(Figure content listings)
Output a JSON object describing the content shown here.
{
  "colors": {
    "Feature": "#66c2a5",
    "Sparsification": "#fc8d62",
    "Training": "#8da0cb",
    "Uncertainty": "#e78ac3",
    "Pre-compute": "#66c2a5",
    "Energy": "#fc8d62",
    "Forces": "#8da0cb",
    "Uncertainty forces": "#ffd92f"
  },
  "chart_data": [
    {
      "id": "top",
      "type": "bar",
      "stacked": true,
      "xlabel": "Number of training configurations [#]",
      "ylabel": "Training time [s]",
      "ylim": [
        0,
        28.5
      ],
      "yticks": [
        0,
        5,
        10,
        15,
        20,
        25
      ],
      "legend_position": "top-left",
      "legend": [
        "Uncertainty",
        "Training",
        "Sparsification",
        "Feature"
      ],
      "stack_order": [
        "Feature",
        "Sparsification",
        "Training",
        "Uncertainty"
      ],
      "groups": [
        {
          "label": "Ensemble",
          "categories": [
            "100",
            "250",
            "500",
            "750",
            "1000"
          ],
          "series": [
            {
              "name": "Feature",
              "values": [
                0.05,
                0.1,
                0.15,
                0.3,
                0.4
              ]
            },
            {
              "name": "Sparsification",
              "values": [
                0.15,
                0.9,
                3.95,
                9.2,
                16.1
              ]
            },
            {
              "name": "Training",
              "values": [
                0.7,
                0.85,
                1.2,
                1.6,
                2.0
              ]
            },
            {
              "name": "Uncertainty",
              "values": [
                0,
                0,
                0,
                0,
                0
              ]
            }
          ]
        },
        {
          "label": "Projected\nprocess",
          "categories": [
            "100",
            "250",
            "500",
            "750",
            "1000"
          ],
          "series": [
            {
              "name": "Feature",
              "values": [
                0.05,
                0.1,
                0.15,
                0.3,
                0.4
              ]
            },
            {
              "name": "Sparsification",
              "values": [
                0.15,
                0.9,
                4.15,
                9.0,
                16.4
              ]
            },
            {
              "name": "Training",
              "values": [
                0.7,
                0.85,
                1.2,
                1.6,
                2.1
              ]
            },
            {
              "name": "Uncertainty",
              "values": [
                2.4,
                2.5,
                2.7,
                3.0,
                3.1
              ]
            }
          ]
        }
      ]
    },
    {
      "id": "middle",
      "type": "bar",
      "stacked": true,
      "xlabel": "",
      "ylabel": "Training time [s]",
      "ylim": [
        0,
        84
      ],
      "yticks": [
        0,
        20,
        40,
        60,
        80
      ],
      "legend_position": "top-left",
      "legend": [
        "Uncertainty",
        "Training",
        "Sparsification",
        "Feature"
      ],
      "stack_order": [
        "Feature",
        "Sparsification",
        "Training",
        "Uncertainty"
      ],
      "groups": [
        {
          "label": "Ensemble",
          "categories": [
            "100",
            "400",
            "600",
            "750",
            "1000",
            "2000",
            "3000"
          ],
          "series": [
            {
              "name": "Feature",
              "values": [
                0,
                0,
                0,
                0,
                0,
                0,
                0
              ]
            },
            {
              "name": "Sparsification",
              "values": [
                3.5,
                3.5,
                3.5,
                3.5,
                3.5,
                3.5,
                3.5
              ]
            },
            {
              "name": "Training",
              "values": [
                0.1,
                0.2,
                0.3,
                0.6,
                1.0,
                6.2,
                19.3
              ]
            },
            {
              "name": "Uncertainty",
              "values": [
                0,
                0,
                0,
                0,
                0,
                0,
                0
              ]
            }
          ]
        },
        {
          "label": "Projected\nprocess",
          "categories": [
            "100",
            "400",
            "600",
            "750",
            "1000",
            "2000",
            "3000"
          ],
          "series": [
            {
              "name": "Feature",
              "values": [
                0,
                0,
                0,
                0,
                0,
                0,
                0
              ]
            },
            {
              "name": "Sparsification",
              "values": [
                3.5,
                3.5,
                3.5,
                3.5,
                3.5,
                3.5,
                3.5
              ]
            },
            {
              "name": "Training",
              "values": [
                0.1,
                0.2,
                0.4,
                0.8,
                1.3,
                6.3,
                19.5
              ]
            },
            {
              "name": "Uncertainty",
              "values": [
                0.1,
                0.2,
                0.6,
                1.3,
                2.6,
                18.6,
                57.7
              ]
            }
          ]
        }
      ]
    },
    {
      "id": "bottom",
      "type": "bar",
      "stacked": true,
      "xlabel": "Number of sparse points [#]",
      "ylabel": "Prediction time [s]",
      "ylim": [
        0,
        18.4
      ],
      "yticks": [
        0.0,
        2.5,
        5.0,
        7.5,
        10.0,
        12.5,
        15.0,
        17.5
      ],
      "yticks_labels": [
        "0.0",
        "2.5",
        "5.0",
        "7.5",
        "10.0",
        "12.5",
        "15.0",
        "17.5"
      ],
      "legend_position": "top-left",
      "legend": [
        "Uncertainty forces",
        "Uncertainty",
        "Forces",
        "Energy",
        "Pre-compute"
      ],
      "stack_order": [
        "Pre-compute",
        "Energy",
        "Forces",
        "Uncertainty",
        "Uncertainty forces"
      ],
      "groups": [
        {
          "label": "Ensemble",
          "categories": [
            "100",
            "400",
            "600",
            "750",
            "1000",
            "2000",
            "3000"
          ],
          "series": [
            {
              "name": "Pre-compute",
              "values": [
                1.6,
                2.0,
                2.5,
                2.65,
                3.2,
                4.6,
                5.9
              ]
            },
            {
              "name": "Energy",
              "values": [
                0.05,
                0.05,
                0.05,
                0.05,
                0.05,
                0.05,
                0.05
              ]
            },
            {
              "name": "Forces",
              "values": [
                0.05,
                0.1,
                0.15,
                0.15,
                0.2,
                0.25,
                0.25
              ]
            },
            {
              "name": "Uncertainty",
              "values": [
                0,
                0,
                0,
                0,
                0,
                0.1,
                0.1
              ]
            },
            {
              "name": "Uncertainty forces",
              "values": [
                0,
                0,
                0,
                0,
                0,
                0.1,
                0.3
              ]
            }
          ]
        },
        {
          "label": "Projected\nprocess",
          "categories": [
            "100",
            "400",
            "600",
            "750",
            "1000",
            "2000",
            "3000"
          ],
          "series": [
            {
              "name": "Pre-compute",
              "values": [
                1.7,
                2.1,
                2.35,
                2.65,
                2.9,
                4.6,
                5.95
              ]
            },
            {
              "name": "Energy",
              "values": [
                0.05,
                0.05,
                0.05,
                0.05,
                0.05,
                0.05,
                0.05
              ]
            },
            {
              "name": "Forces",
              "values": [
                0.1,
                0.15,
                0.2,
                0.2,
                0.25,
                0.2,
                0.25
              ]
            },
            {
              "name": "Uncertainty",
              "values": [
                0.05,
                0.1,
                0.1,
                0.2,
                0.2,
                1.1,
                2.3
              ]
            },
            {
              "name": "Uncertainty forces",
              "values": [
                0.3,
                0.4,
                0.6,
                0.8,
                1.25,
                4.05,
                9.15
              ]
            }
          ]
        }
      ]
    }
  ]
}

→ **YOUR GOAL**: Your task is to reproduce all of the records exactly.

→ **SOLUTION TO THIS TASK**:
Output a JSON object describing the content shown here.
{
  "colors": {
    "Feature": "#66c2a5",
    "Sparsification": "#fc8d62",
    "Training": "#8da0cb",
    "Uncertainty": "#e78ac3",
    "Pre-compute": "#66c2a5",
    "Energy": "#fc8d62",
    "Forces": "#8da0cb",
    "Uncertainty forces": "#ffd92f"
  },
  "chart_data": [
    {
      "id": "top",
      "type": "bar",
      "stacked": true,
      "xlabel": "Number of training configurations [#]",
      "ylabel": "Training time [s]",
      "ylim": [
        0,
        28.5
      ],
      "yticks": [
        0,
        5,
        10,
        15,
        20,
        25
      ],
      "legend_position": "top-left",
      "legend": [
        "Uncertainty",
        "Training",
        "Sparsification",
        "Feature"
      ],
      "stack_order": [
        "Feature",
        "Sparsification",
        "Training",
        "Uncertainty"
      ],
      "groups": [
        {
          "label": "Ensemble",
          "categories": [
            "100",
            "250",
            "500",
            "750",
            "1000"
          ],
          "series": [
            {
              "name": "Feature",
              "values": [
                0.05,
                0.1,
                0.15,
                0.3,
                0.4
              ]
            },
            {
              "name": "Sparsification",
              "values": [
                0.15,
                0.9,
                3.95,
                9.2,
                16.1
              ]
            },
            {
              "name": "Training",
              "values": [
                0.7,
                0.85,
                1.2,
                1.6,
                2.0
              ]
            },
            {
              "name": "Uncertainty",
              "values": [
                0,
                0,
                0,
                0,
                0
              ]
            }
          ]
        },
        {
          "label": "Projected\nprocess",
          "categories": [
            "100",
            "250",
            "500",
            "750",
            "1000"
          ],
          "series": [
            {
              "name": "Feature",
              "values": [
                0.05,
                0.1,
                0.15,
                0.3,
                0.4
              ]
            },
            {
              "name": "Sparsification",
              "values": [
                0.15,
                0.9,
                4.15,
                9.0,
                16.4
              ]
            },
            {
              "name": "Training",
              "values": [
                0.7,
                0.85,
                1.2,
                1.6,
                2.1
              ]
            },
            {
              "name": "Uncertainty",
              "values": [
                2.4,
                2.5,
                2.7,
                3.0,
                3.1
              ]
            }
          ]
        }
      ]
    },
    {
      "id": "middle",
      "type": "bar",
      "stacked": true,
      "xlabel": "",
      "ylabel": "Training time [s]",
      "ylim": [
        0,
        84
      ],
      "yticks": [
        0,
        20,
        40,
        60,
        80
      ],
      "legend_position": "top-left",
      "legend": [
        "Uncertainty",
        "Training",
        "Sparsification",
        "Feature"
      ],
      "stack_order": [
        "Feature",
        "Sparsification",
        "Training",
        "Uncertainty"
      ],
      "groups": [
        {
          "label": "Ensemble",
          "categories": [
            "100",
            "400",
            "600",
            "750",
            "1000",
            "2000",
            "3000"
          ],
          "series": [
            {
              "name": "Feature",
              "values": [
                0,
                0,
                0,
                0,
                0,
                0,
                0
              ]
            },
            {
              "name": "Sparsification",
              "values": [
                3.5,
                3.5,
                3.5,
                3.5,
                3.5,
                3.5,
                3.5
              ]
            },
            {
              "name": "Training",
              "values": [
                0.1,
                0.2,
                0.3,
                0.6,
                1.0,
                6.2,
                19.3
              ]
            },
            {
              "name": "Uncertainty",
              "values": [
                0,
                0,
                0,
                0,
                0,
                0,
                0
              ]
            }
          ]
        },
        {
          "label": "Projected\nprocess",
          "categories": [
            "100",
            "400",
            "600",
            "750",
            "1000",
            "2000",
            "3000"
          ],
          "series": [
            {
              "name": "Feature",
              "values": [
                0,
                0,
                0,
                0,
                0,
                0,
                0
              ]
            },
            {
              "name": "Sparsification",
              "values": [
                3.5,
                3.5,
                3.5,
                3.5,
                3.5,
                3.5,
                3.5
              ]
            },
            {
              "name": "Training",
              "values": [
                0.1,
                0.2,
                0.4,
                0.8,
                1.3,
                6.3,
                19.5
              ]
            },
            {
              "name": "Uncertainty",
              "values": [
                0.1,
                0.2,
                0.6,
                1.3,
                2.6,
                18.6,
                57.7
              ]
            }
          ]
        }
      ]
    },
    {
      "id": "bottom",
      "type": "bar",
      "stacked": true,
      "xlabel": "Number of sparse points [#]",
      "ylabel": "Prediction time [s]",
      "ylim": [
        0,
        18.4
      ],
      "yticks": [
        0.0,
        2.5,
        5.0,
        7.5,
        10.0,
        12.5,
        15.0,
        17.5
      ],
      "yticks_labels": [
        "0.0",
        "2.5",
        "5.0",
        "7.5",
        "10.0",
        "12.5",
        "15.0",
        "17.5"
      ],
      "legend_position": "top-left",
      "legend": [
        "Uncertainty forces",
        "Uncertainty",
        "Forces",
        "Energy",
        "Pre-compute"
      ],
      "stack_order": [
        "Pre-compute",
        "Energy",
        "Forces",
        "Uncertainty",
        "Uncertainty forces"
      ],
      "groups": [
        {
          "label": "Ensemble",
          "categories": [
            "100",
            "400",
            "600",
            "750",
            "1000",
            "2000",
            "3000"
          ],
          "series": [
            {
              "name": "Pre-compute",
              "values": [
                1.6,
                2.0,
                2.5,
                2.65,
                3.2,
                4.6,
                5.9
              ]
            },
            {
              "name": "Energy",
              "values": [
                0.05,
                0.05,
                0.05,
                0.05,
                0.05,
                0.05,
                0.05
              ]
            },
            {
              "name": "Forces",
              "values": [
                0.05,
                0.1,
                0.15,
                0.15,
                0.2,
                0.25,
                0.25
              ]
            },
            {
              "name": "Uncertainty",
              "values": [
                0,
                0,
                0,
                0,
                0,
                0.1,
                0.1
              ]
            },
            {
              "name": "Uncertainty forces",
              "values": [
                0,
                0,
                0,
                0,
                0,
                0.1,
                0.3
              ]
            }
          ]
        },
        {
          "label": "Projected\nprocess",
          "categories": [
            "100",
            "400",
            "600",
            "750",
            "1000",
            "2000",
            "3000"
          ],
          "series": [
            {
              "name": "Pre-compute",
              "values": [
                1.7,
                2.1,
                2.35,
                2.65,
                2.9,
                4.6,
                5.95
              ]
            },
            {
              "name": "Energy",
              "values": [
                0.05,
                0.05,
                0.05,
                0.05,
                0.05,
                0.05,
                0.05
              ]
            },
            {
              "name": "Forces",
              "values": [
                0.1,
                0.15,
                0.2,
                0.2,
                0.25,
                0.2,
                0.25
              ]
            },
            {
              "name": "Uncertainty",
              "values": [
                0.05,
                0.1,
                0.1,
                0.2,
                0.2,
                1.1,
                2.3
              ]
            },
            {
              "name": "Uncertainty forces",
              "values": [
                0.3,
                0.4,
                0.6,
                0.8,
                1.25,
                4.05,
                9.15
              ]
            }
          ]
        }
      ]
    }
  ]
}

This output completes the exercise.